• WHAT YOU ARE ASKED TO DO:
From the first line to the last, please print the entries exactly, omitting pictures.
#### AVAILABLE DATA ####
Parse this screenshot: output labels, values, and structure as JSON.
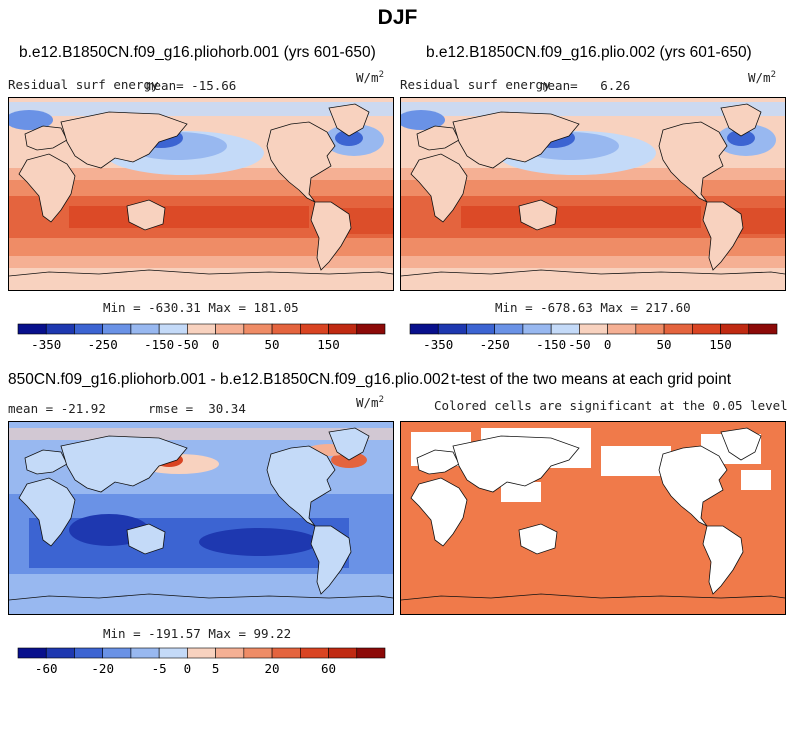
{
  "page": {
    "title": "DJF"
  },
  "palette": {
    "seasonal": [
      "#08108c",
      "#1e38b0",
      "#3c64d2",
      "#6a92e6",
      "#98b8f0",
      "#c4daf8",
      "#f8d2bf",
      "#f5b094",
      "#ef8c66",
      "#e4643e",
      "#d94422",
      "#c02a12",
      "#8c0a08"
    ],
    "difference": [
      "#08108c",
      "#1e38b0",
      "#3c64d2",
      "#6a92e6",
      "#98b8f0",
      "#c4daf8",
      "#f8d2bf",
      "#f5b094",
      "#ef8c66",
      "#e4643e",
      "#d94422",
      "#c02a12",
      "#8c0a08"
    ],
    "significance": "#f07a4a",
    "coastline": "#111111"
  },
  "panels": [
    {
      "title": "b.e12.B1850CN.f09_g16.pliohorb.001 (yrs 601-650)",
      "variable": "Residual surf energy",
      "mean_label": "mean=",
      "mean_value": "-15.66",
      "units": "W/m",
      "units_sup": "2",
      "stats": "Min = -630.31 Max = 181.05"
    },
    {
      "title": "b.e12.B1850CN.f09_g16.plio.002 (yrs 601-650)",
      "variable": "Residual surf energy",
      "mean_label": "mean=",
      "mean_value": "6.26",
      "units": "W/m",
      "units_sup": "2",
      "stats": "Min = -678.63 Max = 217.60"
    },
    {
      "title": "850CN.f09_g16.pliohorb.001 - b.e12.B1850CN.f09_g16.plio.002",
      "mean_label": "mean =",
      "mean_value": "-21.92",
      "rmse_label": "rmse =",
      "rmse_value": "30.34",
      "units": "W/m",
      "units_sup": "2",
      "stats": "Min = -191.57 Max = 99.22"
    },
    {
      "title": "t-test of the two means at each grid point",
      "subtitle": "Colored cells are significant at the 0.05 level"
    }
  ],
  "chart_data": [
    {
      "type": "heatmap",
      "title": "b.e12.B1850CN.f09_g16.pliohorb.001 (yrs 601-650)",
      "variable": "Residual surf energy",
      "units": "W/m^2",
      "mean": -15.66,
      "min": -630.31,
      "max": 181.05,
      "colorbar_ticks": [
        -350,
        -250,
        -150,
        -50,
        0,
        50,
        150
      ],
      "colorbar_tick_labels": [
        "-350",
        "-250",
        "-150",
        "-50",
        "0",
        "50",
        "150"
      ],
      "colorbar_bins": 13
    },
    {
      "type": "heatmap",
      "title": "b.e12.B1850CN.f09_g16.plio.002 (yrs 601-650)",
      "variable": "Residual surf energy",
      "units": "W/m^2",
      "mean": 6.26,
      "min": -678.63,
      "max": 217.6,
      "colorbar_ticks": [
        -350,
        -250,
        -150,
        -50,
        0,
        50,
        150
      ],
      "colorbar_tick_labels": [
        "-350",
        "-250",
        "-150",
        "-50",
        "0",
        "50",
        "150"
      ],
      "colorbar_bins": 13
    },
    {
      "type": "heatmap",
      "title": "850CN.f09_g16.pliohorb.001 - b.e12.B1850CN.f09_g16.plio.002",
      "units": "W/m^2",
      "mean": -21.92,
      "rmse": 30.34,
      "min": -191.57,
      "max": 99.22,
      "colorbar_ticks": [
        -60,
        -20,
        -5,
        0,
        5,
        20,
        60
      ],
      "colorbar_tick_labels": [
        "-60",
        "-20",
        "-5",
        "0",
        "5",
        "20",
        "60"
      ],
      "colorbar_bins": 13
    },
    {
      "type": "heatmap",
      "title": "t-test of the two means at each grid point",
      "subtitle": "Colored cells are significant at the 0.05 level",
      "significance_level": 0.05
    }
  ]
}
####
• COMPLETED EXERCISE:
Parse this screenshot: output labels, values, and structure as JSON.
{
  "page": {
    "title": "DJF"
  },
  "palette": {
    "seasonal": [
      "#08108c",
      "#1e38b0",
      "#3c64d2",
      "#6a92e6",
      "#98b8f0",
      "#c4daf8",
      "#f8d2bf",
      "#f5b094",
      "#ef8c66",
      "#e4643e",
      "#d94422",
      "#c02a12",
      "#8c0a08"
    ],
    "difference": [
      "#08108c",
      "#1e38b0",
      "#3c64d2",
      "#6a92e6",
      "#98b8f0",
      "#c4daf8",
      "#f8d2bf",
      "#f5b094",
      "#ef8c66",
      "#e4643e",
      "#d94422",
      "#c02a12",
      "#8c0a08"
    ],
    "significance": "#f07a4a",
    "coastline": "#111111"
  },
  "panels": [
    {
      "title": "b.e12.B1850CN.f09_g16.pliohorb.001 (yrs 601-650)",
      "variable": "Residual surf energy",
      "mean_label": "mean=",
      "mean_value": "-15.66",
      "units": "W/m",
      "units_sup": "2",
      "stats": "Min = -630.31 Max = 181.05"
    },
    {
      "title": "b.e12.B1850CN.f09_g16.plio.002 (yrs 601-650)",
      "variable": "Residual surf energy",
      "mean_label": "mean=",
      "mean_value": "6.26",
      "units": "W/m",
      "units_sup": "2",
      "stats": "Min = -678.63 Max = 217.60"
    },
    {
      "title": "850CN.f09_g16.pliohorb.001 - b.e12.B1850CN.f09_g16.plio.002",
      "mean_label": "mean =",
      "mean_value": "-21.92",
      "rmse_label": "rmse =",
      "rmse_value": "30.34",
      "units": "W/m",
      "units_sup": "2",
      "stats": "Min = -191.57 Max = 99.22"
    },
    {
      "title": "t-test of the two means at each grid point",
      "subtitle": "Colored cells are significant at the 0.05 level"
    }
  ],
  "chart_data": [
    {
      "type": "heatmap",
      "title": "b.e12.B1850CN.f09_g16.pliohorb.001 (yrs 601-650)",
      "variable": "Residual surf energy",
      "units": "W/m^2",
      "mean": -15.66,
      "min": -630.31,
      "max": 181.05,
      "colorbar_ticks": [
        -350,
        -250,
        -150,
        -50,
        0,
        50,
        150
      ],
      "colorbar_tick_labels": [
        "-350",
        "-250",
        "-150",
        "-50",
        "0",
        "50",
        "150"
      ],
      "colorbar_bins": 13
    },
    {
      "type": "heatmap",
      "title": "b.e12.B1850CN.f09_g16.plio.002 (yrs 601-650)",
      "variable": "Residual surf energy",
      "units": "W/m^2",
      "mean": 6.26,
      "min": -678.63,
      "max": 217.6,
      "colorbar_ticks": [
        -350,
        -250,
        -150,
        -50,
        0,
        50,
        150
      ],
      "colorbar_tick_labels": [
        "-350",
        "-250",
        "-150",
        "-50",
        "0",
        "50",
        "150"
      ],
      "colorbar_bins": 13
    },
    {
      "type": "heatmap",
      "title": "850CN.f09_g16.pliohorb.001 - b.e12.B1850CN.f09_g16.plio.002",
      "units": "W/m^2",
      "mean": -21.92,
      "rmse": 30.34,
      "min": -191.57,
      "max": 99.22,
      "colorbar_ticks": [
        -60,
        -20,
        -5,
        0,
        5,
        20,
        60
      ],
      "colorbar_tick_labels": [
        "-60",
        "-20",
        "-5",
        "0",
        "5",
        "20",
        "60"
      ],
      "colorbar_bins": 13
    },
    {
      "type": "heatmap",
      "title": "t-test of the two means at each grid point",
      "subtitle": "Colored cells are significant at the 0.05 level",
      "significance_level": 0.05
    }
  ]
}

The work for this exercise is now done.